:: Records for this task

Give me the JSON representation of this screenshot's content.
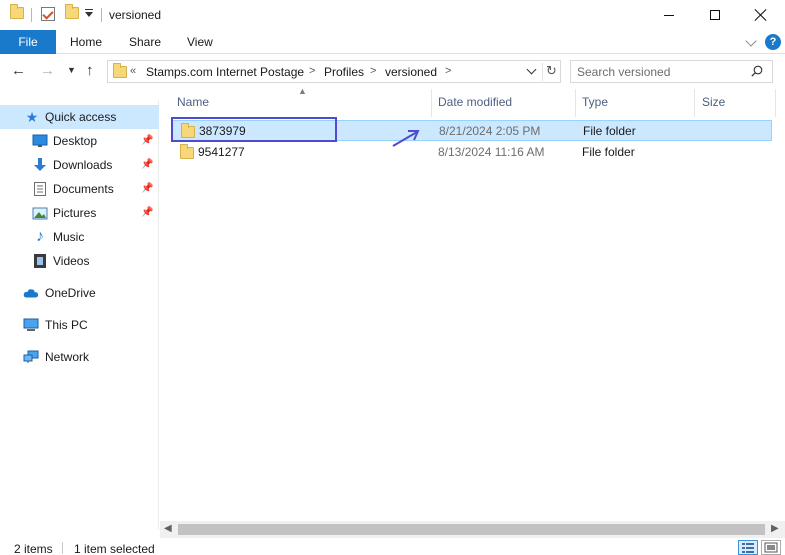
{
  "window": {
    "title": "versioned",
    "controls": {
      "minimize": "minimize",
      "maximize": "maximize",
      "close": "close"
    }
  },
  "ribbon": {
    "tabs": [
      {
        "label": "File",
        "active": true
      },
      {
        "label": "Home"
      },
      {
        "label": "Share"
      },
      {
        "label": "View"
      }
    ],
    "help": "?"
  },
  "address": {
    "overflow": "«",
    "crumbs": [
      "Stamps.com Internet Postage",
      "Profiles",
      "versioned"
    ],
    "separator": ">"
  },
  "search": {
    "placeholder": "Search versioned",
    "value": ""
  },
  "sidebar": {
    "items": [
      {
        "label": "Quick access",
        "icon": "star-icon",
        "selected": true
      },
      {
        "label": "Desktop",
        "icon": "desktop-icon",
        "pinned": true
      },
      {
        "label": "Downloads",
        "icon": "download-icon",
        "pinned": true
      },
      {
        "label": "Documents",
        "icon": "documents-icon",
        "pinned": true
      },
      {
        "label": "Pictures",
        "icon": "pictures-icon",
        "pinned": true
      },
      {
        "label": "Music",
        "icon": "music-icon"
      },
      {
        "label": "Videos",
        "icon": "videos-icon"
      },
      {
        "label": "OneDrive",
        "icon": "cloud-icon"
      },
      {
        "label": "This PC",
        "icon": "computer-icon"
      },
      {
        "label": "Network",
        "icon": "network-icon"
      }
    ]
  },
  "list": {
    "columns": [
      "Name",
      "Date modified",
      "Type",
      "Size"
    ],
    "rows": [
      {
        "name": "3873979",
        "date": "8/21/2024 2:05 PM",
        "type": "File folder",
        "selected": true
      },
      {
        "name": "9541277",
        "date": "8/13/2024 11:16 AM",
        "type": "File folder",
        "selected": false
      }
    ]
  },
  "status": {
    "count": "2 items",
    "selection": "1 item selected"
  },
  "colors": {
    "accent": "#1979ca",
    "selection": "#cce8ff",
    "annotation": "#5049d1",
    "folder": "#f6d87a"
  }
}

::::

* **Direction**
Extract from the data every line where "selection" shows up.

* **Expected output**
    "selection": "1 item selected"
    "selection": "#cce8ff",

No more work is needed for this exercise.